▸ **WHAT IS NEEDED**
Using the records below, report how many lines hold "parking", with no extra text.

▸ **PROVIDED INFORMATION**
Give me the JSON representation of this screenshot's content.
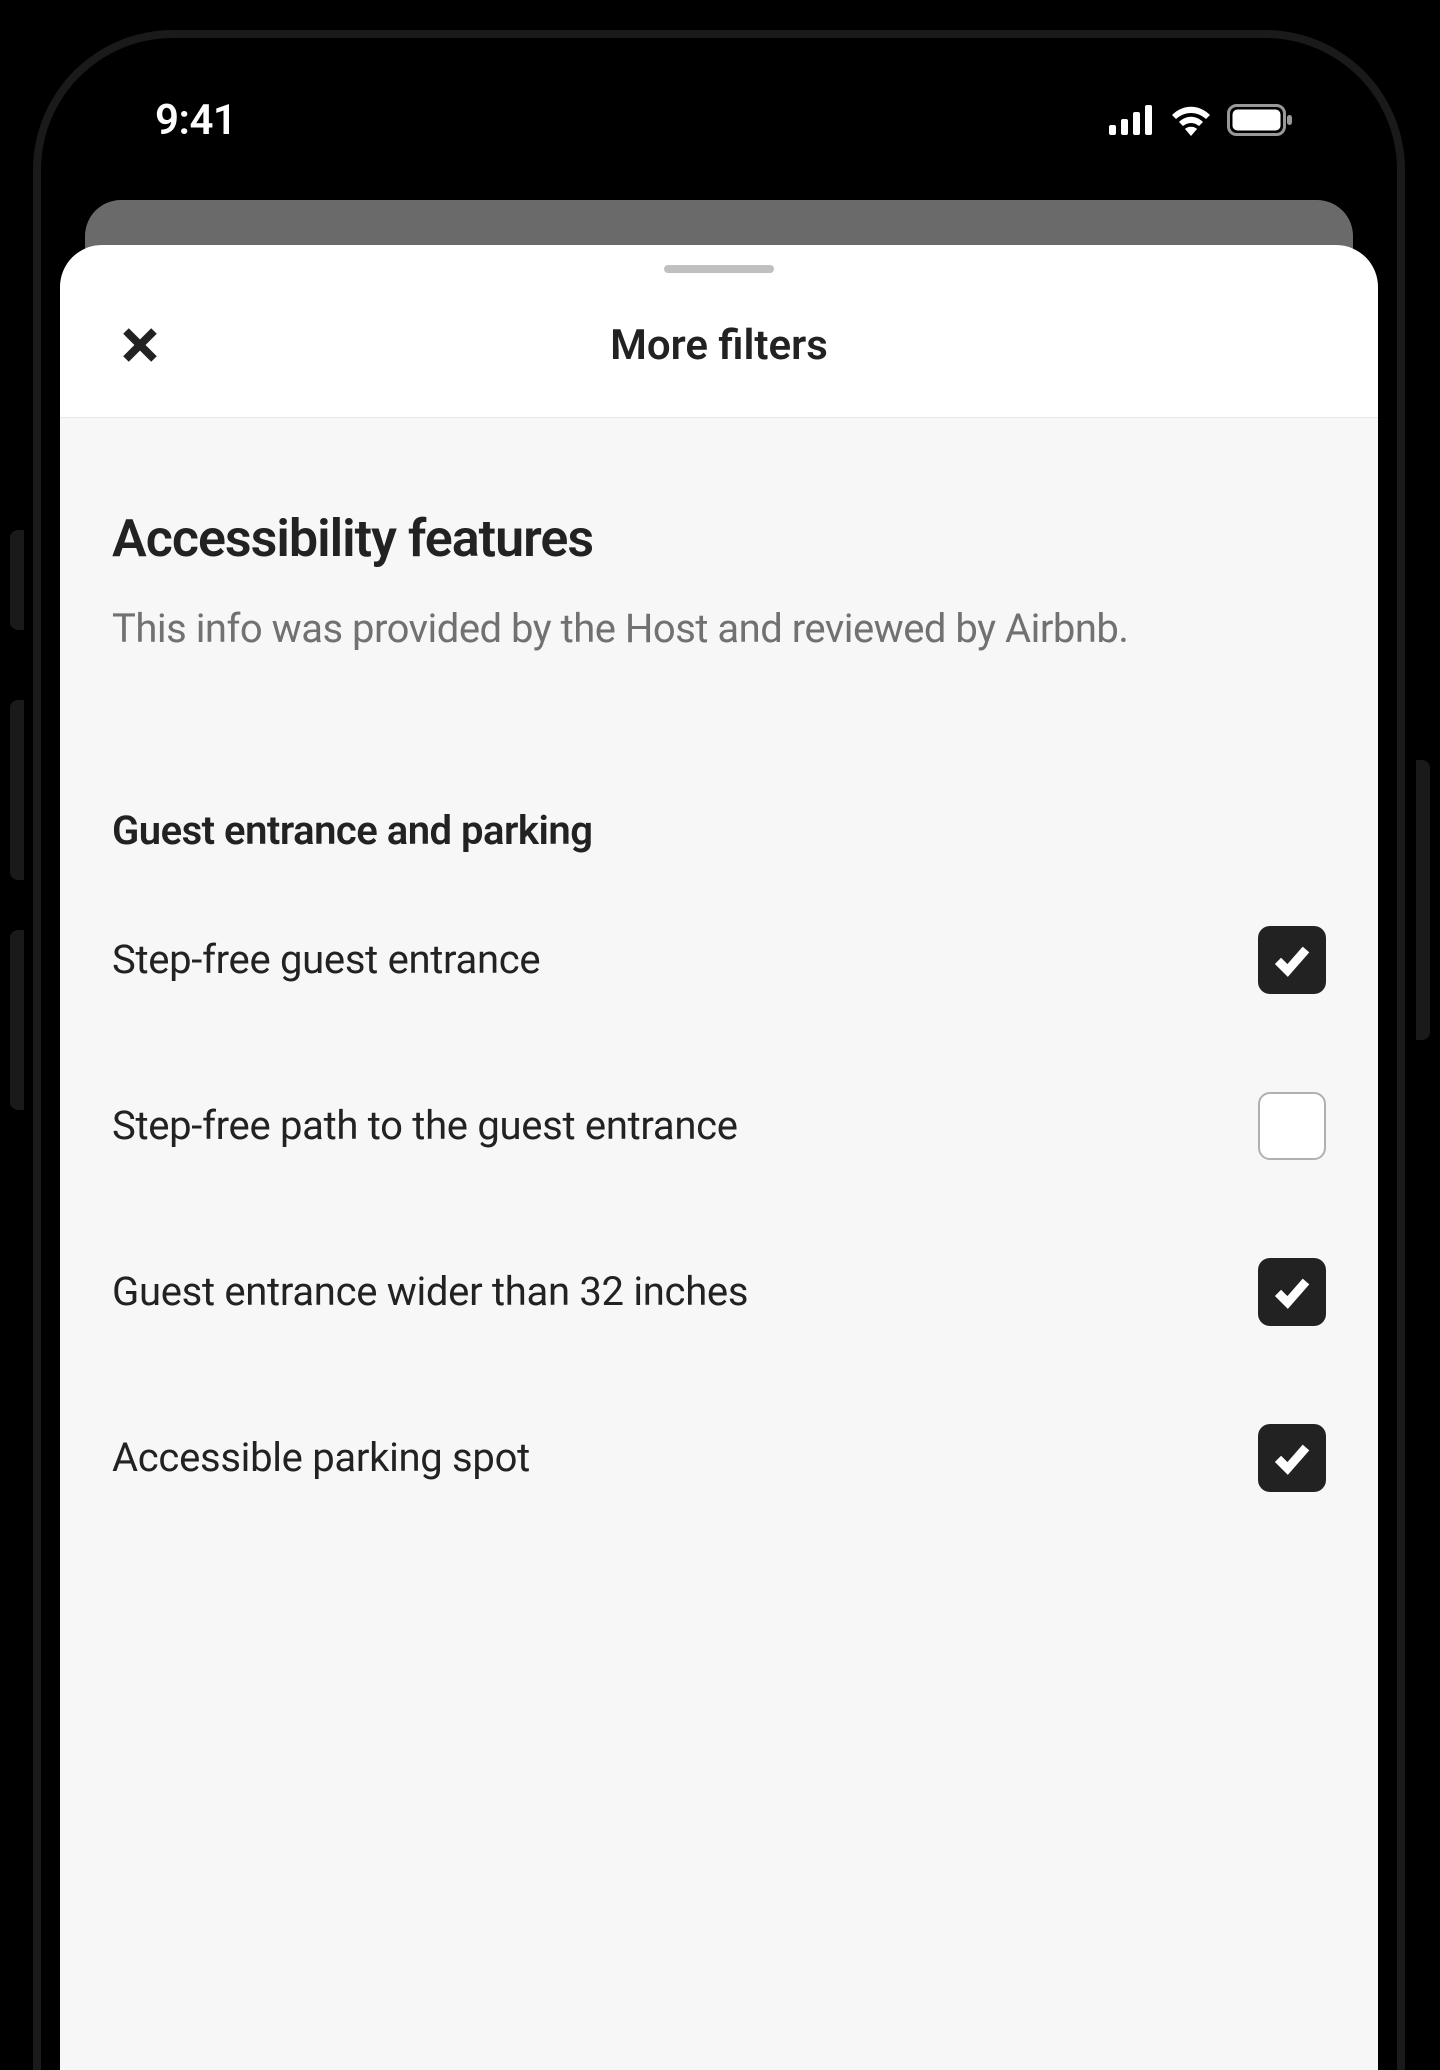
{
  "statusBar": {
    "time": "9:41"
  },
  "modal": {
    "title": "More filters"
  },
  "section": {
    "title": "Accessibility features",
    "subtitle": "This info was provided by the Host and reviewed by Airbnb."
  },
  "group": {
    "title": "Guest entrance and parking",
    "filters": [
      {
        "label": "Step-free guest entrance",
        "checked": true
      },
      {
        "label": "Step-free path to the guest entrance",
        "checked": false
      },
      {
        "label": "Guest entrance wider than 32 inches",
        "checked": true
      },
      {
        "label": "Accessible parking spot",
        "checked": true
      }
    ]
  }
}
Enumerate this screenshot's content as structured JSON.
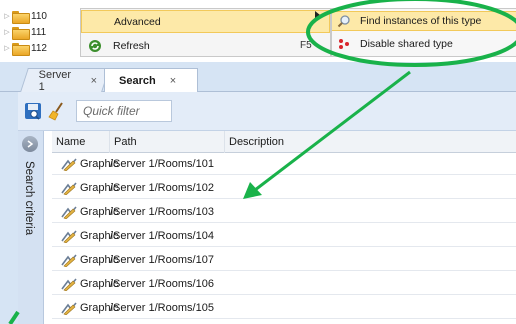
{
  "tree": {
    "items": [
      {
        "label": "110"
      },
      {
        "label": "111"
      },
      {
        "label": "112"
      }
    ]
  },
  "context_menu": {
    "items": [
      {
        "label": "Advanced",
        "shortcut": ""
      },
      {
        "label": "Refresh",
        "shortcut": "F5"
      }
    ],
    "submenu": [
      {
        "label": "Find instances of this type"
      },
      {
        "label": "Disable shared type"
      }
    ]
  },
  "tabs": [
    {
      "label": "Server 1",
      "close": "×"
    },
    {
      "label": "Search",
      "close": "×"
    }
  ],
  "search": {
    "quick_filter_placeholder": "Quick filter",
    "criteria_label": "Search criteria"
  },
  "grid": {
    "columns": [
      "Name",
      "Path",
      "Description"
    ],
    "rows": [
      {
        "name": "Graphic",
        "path": "/Server 1/Rooms/101"
      },
      {
        "name": "Graphic",
        "path": "/Server 1/Rooms/102"
      },
      {
        "name": "Graphic",
        "path": "/Server 1/Rooms/103"
      },
      {
        "name": "Graphic",
        "path": "/Server 1/Rooms/104"
      },
      {
        "name": "Graphic",
        "path": "/Server 1/Rooms/107"
      },
      {
        "name": "Graphic",
        "path": "/Server 1/Rooms/106"
      },
      {
        "name": "Graphic",
        "path": "/Server 1/Rooms/105"
      }
    ]
  },
  "colors": {
    "annotation": "#19b24a",
    "highlight": "#fde9a8",
    "tab_strip": "#d6e4f4"
  }
}
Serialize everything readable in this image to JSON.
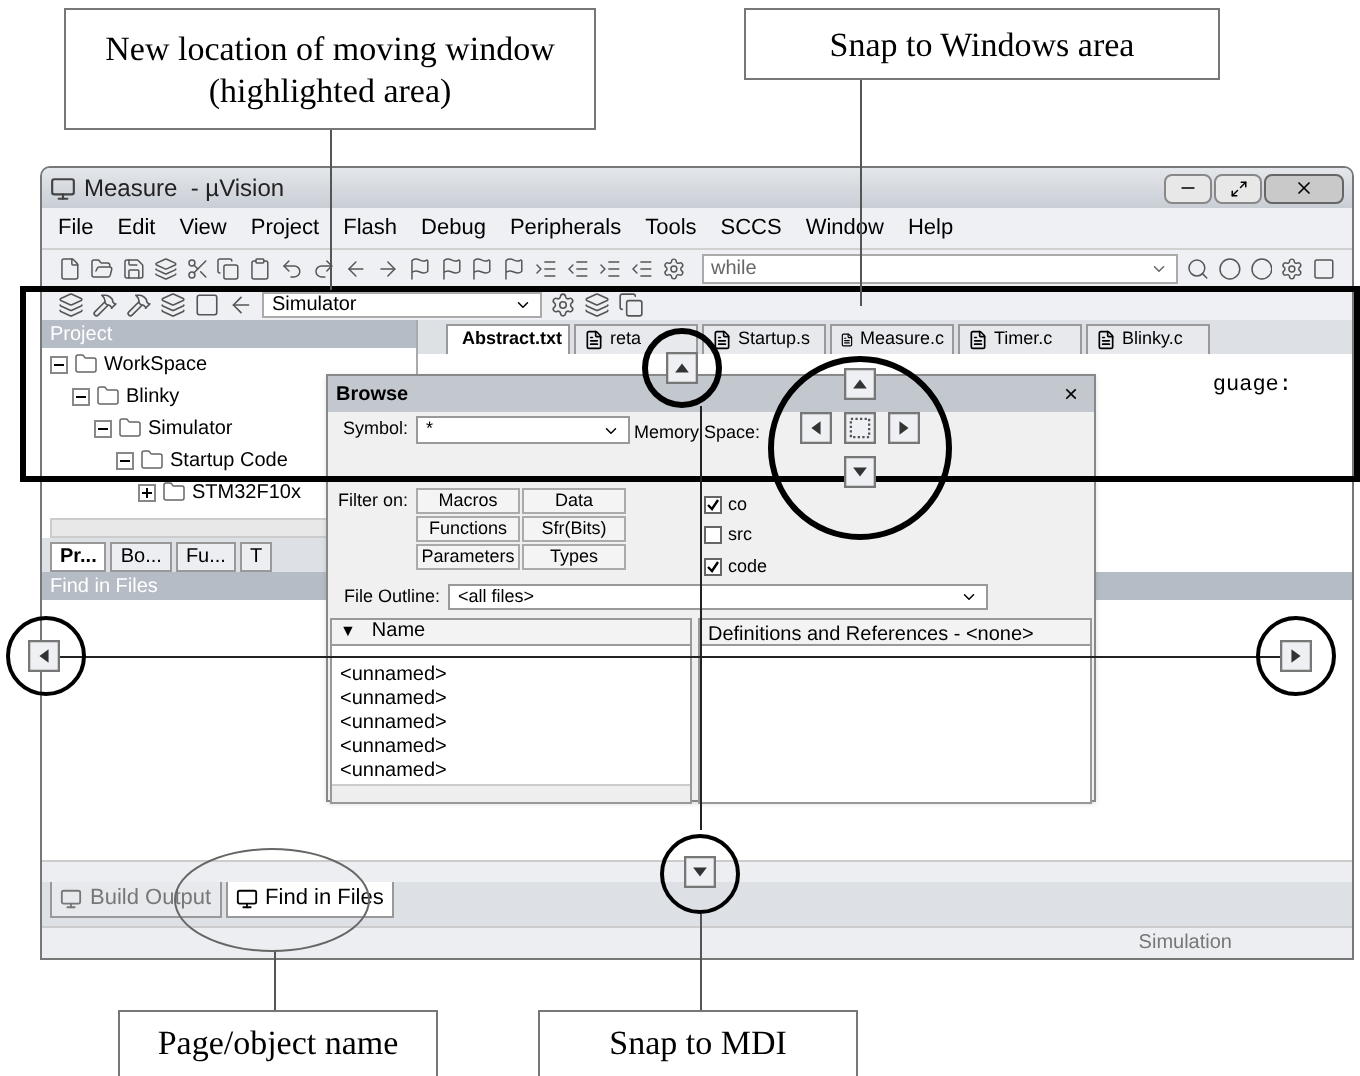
{
  "callouts_top": [
    {
      "text": "New location of moving window (highlighted area)"
    },
    {
      "text": "Snap to Windows area"
    }
  ],
  "callouts_bottom": [
    {
      "text": "Page/object name"
    },
    {
      "text": "Snap to MDI"
    }
  ],
  "window": {
    "title": "Measure  - µVision",
    "menu": [
      "File",
      "Edit",
      "View",
      "Project",
      "Flash",
      "Debug",
      "Peripherals",
      "Tools",
      "SCCS",
      "Window",
      "Help"
    ],
    "find_combo": {
      "value": "while"
    },
    "target_combo": {
      "value": "Simulator"
    },
    "project_panel": {
      "title": "Project",
      "tree": [
        {
          "label": "WorkSpace",
          "expanded": true,
          "children": [
            {
              "label": "Blinky",
              "expanded": true,
              "children": [
                {
                  "label": "Simulator",
                  "expanded": true,
                  "children": [
                    {
                      "label": "Startup Code",
                      "expanded": true,
                      "children": [
                        {
                          "label": "STM32F10x",
                          "expanded": false
                        }
                      ]
                    }
                  ]
                }
              ]
            }
          ]
        }
      ],
      "tabs": [
        {
          "label": "Pr...",
          "selected": true
        },
        {
          "label": "Bo...",
          "selected": false
        },
        {
          "label": "Fu...",
          "selected": false
        },
        {
          "label": "T",
          "selected": false
        }
      ]
    },
    "editor": {
      "tabs": [
        {
          "label": "Abstract.txt",
          "selected": true
        },
        {
          "label": "reta",
          "selected": false
        },
        {
          "label": "Startup.s",
          "selected": false
        },
        {
          "label": "Measure.c",
          "selected": false
        },
        {
          "label": "Timer.c",
          "selected": false
        },
        {
          "label": "Blinky.c",
          "selected": false
        }
      ],
      "text": "guage:"
    },
    "find_panel": {
      "title": "Find in Files"
    },
    "bottom_tabs": [
      {
        "label": "Build Output",
        "selected": false
      },
      {
        "label": "Find in Files",
        "selected": true
      }
    ],
    "status_bar": {
      "mode": "Simulation"
    }
  },
  "browse_dialog": {
    "title": "Browse",
    "close": "×",
    "symbol_label": "Symbol:",
    "symbol_value": "*",
    "memory_label": "Memory Space:",
    "filter_label": "Filter on:",
    "filters": [
      "Macros",
      "Data",
      "Functions",
      "Sfr(Bits)",
      "Parameters",
      "Types"
    ],
    "options": [
      {
        "label": "co",
        "checked": true
      },
      {
        "label": "src",
        "checked": false
      },
      {
        "label": "code",
        "checked": true
      }
    ],
    "outline_label": "File Outline:",
    "outline_value": "<all files>",
    "sort_marker": "▼",
    "name_column": "Name",
    "names": [
      "<unnamed>",
      "<unnamed>",
      "<unnamed>",
      "<unnamed>",
      "<unnamed>"
    ],
    "definitions_column": "Definitions and References - <none>"
  }
}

▸ **FINISHED EXERCISE**
2